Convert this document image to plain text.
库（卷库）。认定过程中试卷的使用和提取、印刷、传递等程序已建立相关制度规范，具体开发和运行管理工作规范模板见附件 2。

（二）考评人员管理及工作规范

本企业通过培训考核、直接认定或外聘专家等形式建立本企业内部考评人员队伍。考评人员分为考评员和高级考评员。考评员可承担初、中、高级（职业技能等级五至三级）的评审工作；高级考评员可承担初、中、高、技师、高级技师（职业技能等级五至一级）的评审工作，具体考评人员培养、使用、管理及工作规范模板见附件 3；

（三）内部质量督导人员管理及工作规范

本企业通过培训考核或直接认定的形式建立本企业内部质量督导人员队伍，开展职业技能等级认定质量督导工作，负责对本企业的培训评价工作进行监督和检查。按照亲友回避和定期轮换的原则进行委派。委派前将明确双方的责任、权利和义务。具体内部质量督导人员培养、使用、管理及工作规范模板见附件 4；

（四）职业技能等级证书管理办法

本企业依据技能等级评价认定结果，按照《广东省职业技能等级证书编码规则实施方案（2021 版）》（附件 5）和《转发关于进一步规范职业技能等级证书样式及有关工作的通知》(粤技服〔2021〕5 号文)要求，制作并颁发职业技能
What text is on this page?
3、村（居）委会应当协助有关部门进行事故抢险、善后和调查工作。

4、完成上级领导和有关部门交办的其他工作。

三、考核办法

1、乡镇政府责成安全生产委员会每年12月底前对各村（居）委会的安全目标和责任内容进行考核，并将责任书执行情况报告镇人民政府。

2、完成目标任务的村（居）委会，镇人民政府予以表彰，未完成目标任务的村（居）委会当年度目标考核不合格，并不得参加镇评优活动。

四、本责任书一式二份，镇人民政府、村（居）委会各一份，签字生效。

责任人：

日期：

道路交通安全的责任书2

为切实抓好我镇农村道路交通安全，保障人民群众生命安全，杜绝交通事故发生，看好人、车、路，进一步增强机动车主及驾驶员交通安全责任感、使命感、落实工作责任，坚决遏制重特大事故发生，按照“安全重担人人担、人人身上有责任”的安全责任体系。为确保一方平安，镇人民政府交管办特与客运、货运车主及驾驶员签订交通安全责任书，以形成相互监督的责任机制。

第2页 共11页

Direction = Produce an exact copy of all the records.

Written solution =
Convert this document image to plain text.
库（卷库）。认定过程中试卷的使用和提取、印刷、传递等程序已建立相关制度规范，具体开发和运行管理工作规范模板见附件 2。

（二）考评人员管理及工作规范

本企业通过培训考核、直接认定或外聘专家等形式建立本企业内部考评人员队伍。考评人员分为考评员和高级考评员。考评员可承担初、中、高级（职业技能等级五至三级）的评审工作；高级考评员可承担初、中、高、技师、高级技师（职业技能等级五至一级）的评审工作，具体考评人员培养、使用、管理及工作规范模板见附件 3；

（三）内部质量督导人员管理及工作规范

本企业通过培训考核或直接认定的形式建立本企业内部质量督导人员队伍，开展职业技能等级认定质量督导工作，负责对本企业的培训评价工作进行监督和检查。按照亲友回避和定期轮换的原则进行委派。委派前将明确双方的责任、权利和义务。具体内部质量督导人员培养、使用、管理及工作规范模板见附件 4；

（四）职业技能等级证书管理办法

本企业依据技能等级评价认定结果，按照《广东省职业技能等级证书编码规则实施方案（2021 版）》（附件 5）和《转发关于进一步规范职业技能等级证书样式及有关工作的通知》(粤技服〔2021〕5 号文)要求，制作并颁发职业技能
What text is on this page?
3、村（居）委会应当协助有关部门进行事故抢险、善后和调查工作。

4、完成上级领导和有关部门交办的其他工作。

三、考核办法

1、乡镇政府责成安全生产委员会每年12月底前对各村（居）委会的安全目标和责任内容进行考核，并将责任书执行情况报告镇人民政府。

2、完成目标任务的村（居）委会，镇人民政府予以表彰，未完成目标任务的村（居）委会当年度目标考核不合格，并不得参加镇评优活动。

四、本责任书一式二份，镇人民政府、村（居）委会各一份，签字生效。

责任人：

日期：

道路交通安全的责任书2

为切实抓好我镇农村道路交通安全，保障人民群众生命安全，杜绝交通事故发生，看好人、车、路，进一步增强机动车主及驾驶员交通安全责任感、使命感、落实工作责任，坚决遏制重特大事故发生，按照“安全重担人人担、人人身上有责任”的安全责任体系。为确保一方平安，镇人民政府交管办特与客运、货运车主及驾驶员签订交通安全责任书，以形成相互监督的责任机制。

第2页 共11页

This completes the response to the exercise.